• [Work instructions]: Could you transcribe every record below exactly as written, leaving out any pictures?

• [Rows]:
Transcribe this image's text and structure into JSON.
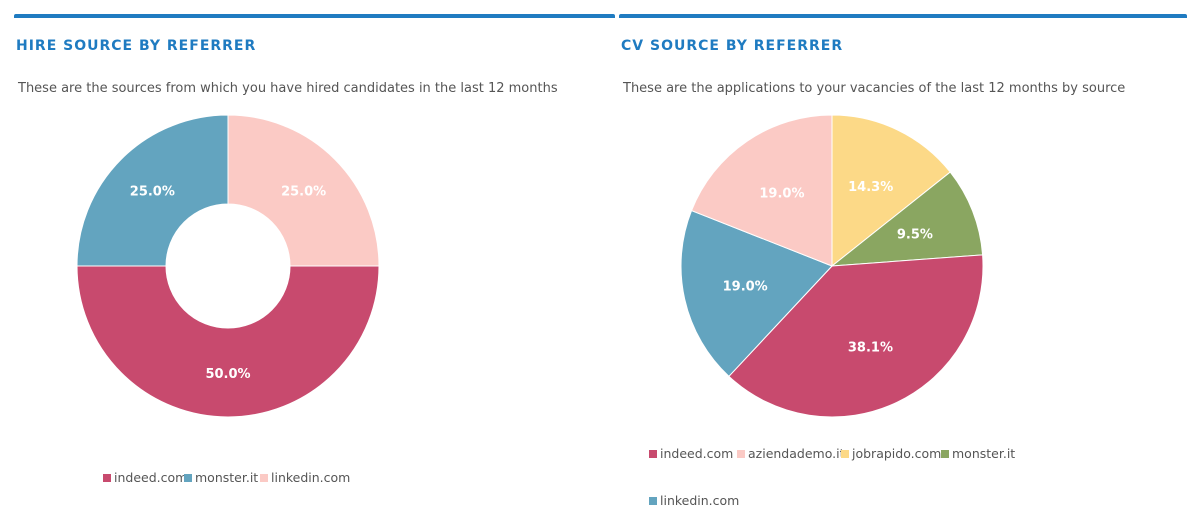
{
  "colors": {
    "accent": "#1f7bc1",
    "indeed": "#c84a6e",
    "monster": "#63a4bf",
    "linkedin": "#fbcac5",
    "aziendademo": "#fbcac5",
    "jobrapido": "#fcd987",
    "monster_green": "#8aa661"
  },
  "hire": {
    "title": "HIRE SOURCE BY REFERRER",
    "subtitle": "These are the sources from which you have hired candidates in the last 12 months"
  },
  "cv": {
    "title": "CV SOURCE BY REFERRER",
    "subtitle": "These are the applications to your vacancies of the last 12 months by source"
  },
  "chart_data": [
    {
      "type": "pie",
      "variant": "donut",
      "title": "HIRE SOURCE BY REFERRER",
      "slices": [
        {
          "name": "linkedin.com",
          "value": 25.0,
          "label": "25.0%",
          "color": "#fbcac5"
        },
        {
          "name": "indeed.com",
          "value": 50.0,
          "label": "50.0%",
          "color": "#c84a6e"
        },
        {
          "name": "monster.it",
          "value": 25.0,
          "label": "25.0%",
          "color": "#63a4bf"
        }
      ],
      "legend": [
        {
          "name": "indeed.com",
          "color": "#c84a6e"
        },
        {
          "name": "monster.it",
          "color": "#63a4bf"
        },
        {
          "name": "linkedin.com",
          "color": "#fbcac5"
        }
      ],
      "legend_position": "bottom"
    },
    {
      "type": "pie",
      "title": "CV SOURCE BY REFERRER",
      "slices": [
        {
          "name": "jobrapido.com",
          "value": 14.3,
          "label": "14.3%",
          "color": "#fcd987"
        },
        {
          "name": "monster.it",
          "value": 9.5,
          "label": "9.5%",
          "color": "#8aa661"
        },
        {
          "name": "indeed.com",
          "value": 38.1,
          "label": "38.1%",
          "color": "#c84a6e"
        },
        {
          "name": "linkedin.com",
          "value": 19.0,
          "label": "19.0%",
          "color": "#63a4bf"
        },
        {
          "name": "aziendademo.it",
          "value": 19.0,
          "label": "19.0%",
          "color": "#fbcac5"
        }
      ],
      "legend": [
        {
          "name": "indeed.com",
          "color": "#c84a6e"
        },
        {
          "name": "aziendademo.it",
          "color": "#fbcac5"
        },
        {
          "name": "jobrapido.com",
          "color": "#fcd987"
        },
        {
          "name": "monster.it",
          "color": "#8aa661"
        },
        {
          "name": "linkedin.com",
          "color": "#63a4bf"
        }
      ],
      "legend_position": "bottom"
    }
  ]
}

• [Exercise result]:
Transcribe this image's text and structure into JSON.
{
  "colors": {
    "accent": "#1f7bc1",
    "indeed": "#c84a6e",
    "monster": "#63a4bf",
    "linkedin": "#fbcac5",
    "aziendademo": "#fbcac5",
    "jobrapido": "#fcd987",
    "monster_green": "#8aa661"
  },
  "hire": {
    "title": "HIRE SOURCE BY REFERRER",
    "subtitle": "These are the sources from which you have hired candidates in the last 12 months"
  },
  "cv": {
    "title": "CV SOURCE BY REFERRER",
    "subtitle": "These are the applications to your vacancies of the last 12 months by source"
  },
  "chart_data": [
    {
      "type": "pie",
      "variant": "donut",
      "title": "HIRE SOURCE BY REFERRER",
      "slices": [
        {
          "name": "linkedin.com",
          "value": 25.0,
          "label": "25.0%",
          "color": "#fbcac5"
        },
        {
          "name": "indeed.com",
          "value": 50.0,
          "label": "50.0%",
          "color": "#c84a6e"
        },
        {
          "name": "monster.it",
          "value": 25.0,
          "label": "25.0%",
          "color": "#63a4bf"
        }
      ],
      "legend": [
        {
          "name": "indeed.com",
          "color": "#c84a6e"
        },
        {
          "name": "monster.it",
          "color": "#63a4bf"
        },
        {
          "name": "linkedin.com",
          "color": "#fbcac5"
        }
      ],
      "legend_position": "bottom"
    },
    {
      "type": "pie",
      "title": "CV SOURCE BY REFERRER",
      "slices": [
        {
          "name": "jobrapido.com",
          "value": 14.3,
          "label": "14.3%",
          "color": "#fcd987"
        },
        {
          "name": "monster.it",
          "value": 9.5,
          "label": "9.5%",
          "color": "#8aa661"
        },
        {
          "name": "indeed.com",
          "value": 38.1,
          "label": "38.1%",
          "color": "#c84a6e"
        },
        {
          "name": "linkedin.com",
          "value": 19.0,
          "label": "19.0%",
          "color": "#63a4bf"
        },
        {
          "name": "aziendademo.it",
          "value": 19.0,
          "label": "19.0%",
          "color": "#fbcac5"
        }
      ],
      "legend": [
        {
          "name": "indeed.com",
          "color": "#c84a6e"
        },
        {
          "name": "aziendademo.it",
          "color": "#fbcac5"
        },
        {
          "name": "jobrapido.com",
          "color": "#fcd987"
        },
        {
          "name": "monster.it",
          "color": "#8aa661"
        },
        {
          "name": "linkedin.com",
          "color": "#63a4bf"
        }
      ],
      "legend_position": "bottom"
    }
  ]
}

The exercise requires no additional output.